The most relieving moment for me is when a visitor comes to the desk with a map and a list and says, “We have four days. We’re camping near the South Gate. I have two kids under five who like to hike, but not more than four miles or so. This is what we were thinking of doing—can you give me your thoughts?”
She’s given me parameters to work with. She’s anything but a blank slate. She’s looked up a little online, talked to friends, and made notes of what she wants to do. So now I can tell her that sorry, this one trail is closed, but this other one may work well for you. Oh, and if you want to visit this location, I’d do it early so you can avoid the crowds. And if it were me, I’d flip these two days so you can see the bluegrass music we have on Saturday.
The other wonderful, glorious, hand-kissingly gratifying thing this visitor has done is to…
3. Allow yourself some time.
Another thing that will dismay a ranger is if you come to them and say, “I have an hour. What should I do here?”
Here’s the likely answer, borrowed from Yosemite naturalist Carl Sharsmith: “I’d cry.”

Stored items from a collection
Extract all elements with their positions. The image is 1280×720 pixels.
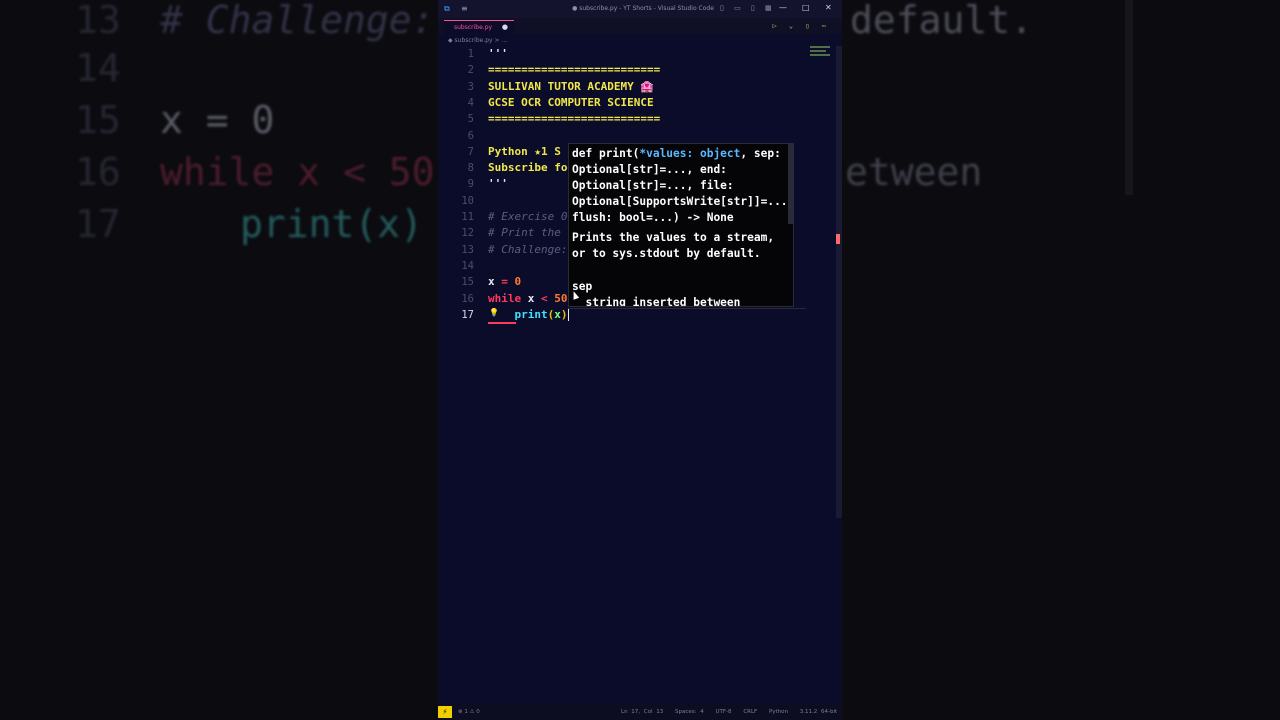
remote-indicator-icon[interactable]: ⚡ xyxy=(438,706,452,718)
doc-line: or to sys.stdout by default. xyxy=(572,247,761,260)
tab-bar: subscribe.py ● ▷ ⌄ ▯ ⋯ xyxy=(438,18,842,34)
minimap[interactable] xyxy=(810,46,832,66)
problems-count[interactable]: ⊗ 1 ⚠ 0 xyxy=(458,709,480,715)
text-cursor xyxy=(567,308,569,322)
doc-line: Prints the values to a stream, xyxy=(572,231,775,244)
bg-line-13: 13 # Challenge: default. xyxy=(75,0,1034,42)
error-squiggle xyxy=(488,322,516,324)
minimize-button[interactable]: — xyxy=(779,3,787,12)
indentation[interactable]: Spaces: 4 xyxy=(675,709,704,715)
bg-line-17: 17 print(x) xyxy=(75,202,424,246)
interpreter-version[interactable]: 3.11.2 64-bit xyxy=(800,709,837,715)
status-right-items: Ln 17, Col 13 Spaces: 4 UTF-8 CRLF Pytho… xyxy=(621,709,842,715)
bg-line-15: 15 x = 0 xyxy=(75,98,275,142)
lightbulb-icon[interactable]: 💡 xyxy=(489,308,499,317)
modified-dot-icon[interactable]: ● xyxy=(502,21,508,34)
bg-line-14: 14 xyxy=(75,46,121,90)
hamburger-menu-icon[interactable]: ≡ xyxy=(461,4,468,14)
scrollbar-error-marker xyxy=(836,234,840,244)
signature-line: def print(*values: object, sep: xyxy=(572,147,781,160)
hover-documentation-popup[interactable]: def print(*values: object, sep: Optional… xyxy=(568,143,794,307)
window-title: ● subscribe.py - YT Shorts - Visual Stud… xyxy=(572,5,714,12)
tab-subscribe-py[interactable]: subscribe.py ● xyxy=(444,20,514,34)
title-bar: ⧉ ≡ ● subscribe.py - YT Shorts - Visual … xyxy=(438,0,842,18)
encoding[interactable]: UTF-8 xyxy=(716,709,732,715)
layout-toggle-icons[interactable]: ▯ ▭ ▯ ▦ xyxy=(720,4,776,12)
line-ending[interactable]: CRLF xyxy=(743,709,757,715)
maximize-button[interactable]: □ xyxy=(802,3,810,12)
hover-scrollbar[interactable] xyxy=(788,144,793,224)
cursor-position[interactable]: Ln 17, Col 13 xyxy=(621,709,663,715)
signature-line: Optional[SupportsWrite[str]]=..., xyxy=(572,195,794,208)
vscode-window: ⧉ ≡ ● subscribe.py - YT Shorts - Visual … xyxy=(438,0,842,720)
doc-line: string inserted between xyxy=(572,296,741,307)
run-python-file-icon[interactable]: ▷ ⌄ ▯ ⋯ xyxy=(772,22,830,30)
signature-line: flush: bool=...) -> None xyxy=(572,211,734,224)
breadcrumb[interactable]: ◆ subscribe.py > ... xyxy=(448,37,507,44)
close-button[interactable]: ✕ xyxy=(825,3,832,12)
bg-line-16: 16 while x < 50 etween xyxy=(75,150,983,194)
signature-line: Optional[str]=..., file: xyxy=(572,179,734,192)
signature-line: Optional[str]=..., end: xyxy=(572,163,727,176)
status-bar: ⚡ ⊗ 1 ⚠ 0 Ln 17, Col 13 Spaces: 4 UTF-8 … xyxy=(438,704,842,720)
tab-label: subscribe.py xyxy=(454,24,493,31)
hover-divider xyxy=(568,308,806,309)
vscode-logo-icon: ⧉ xyxy=(444,4,450,13)
language-mode[interactable]: Python xyxy=(769,709,788,715)
background-scrollbar xyxy=(1125,0,1133,195)
editor-scrollbar[interactable] xyxy=(836,46,842,518)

> **Jobs**:
- A) In the text about planning a park visit with a ranger, what kind of music does the ranger say takes place on Saturday?
- B) Return the part of the listing that opens with the line containing "remote-indicator-icon[interactable]: ⚡ xyxy=(438,706,452,718)" and closes with the line containing "error-squiggle xyxy=(488,322,516,324)", including both of those lines.

> **Solution list**:
- A) Bluegrass music.

- B)
remote-indicator-icon[interactable]: ⚡ xyxy=(438,706,452,718)
doc-line: or to sys.stdout by default. xyxy=(572,247,761,260)
tab-bar: subscribe.py ● ▷ ⌄ ▯ ⋯ xyxy=(438,18,842,34)
minimap[interactable] xyxy=(810,46,832,66)
problems-count[interactable]: ⊗ 1 ⚠ 0 xyxy=(458,709,480,715)
text-cursor xyxy=(567,308,569,322)
doc-line: Prints the values to a stream, xyxy=(572,231,775,244)
bg-line-13: 13 # Challenge: default. xyxy=(75,0,1034,42)
error-squiggle xyxy=(488,322,516,324)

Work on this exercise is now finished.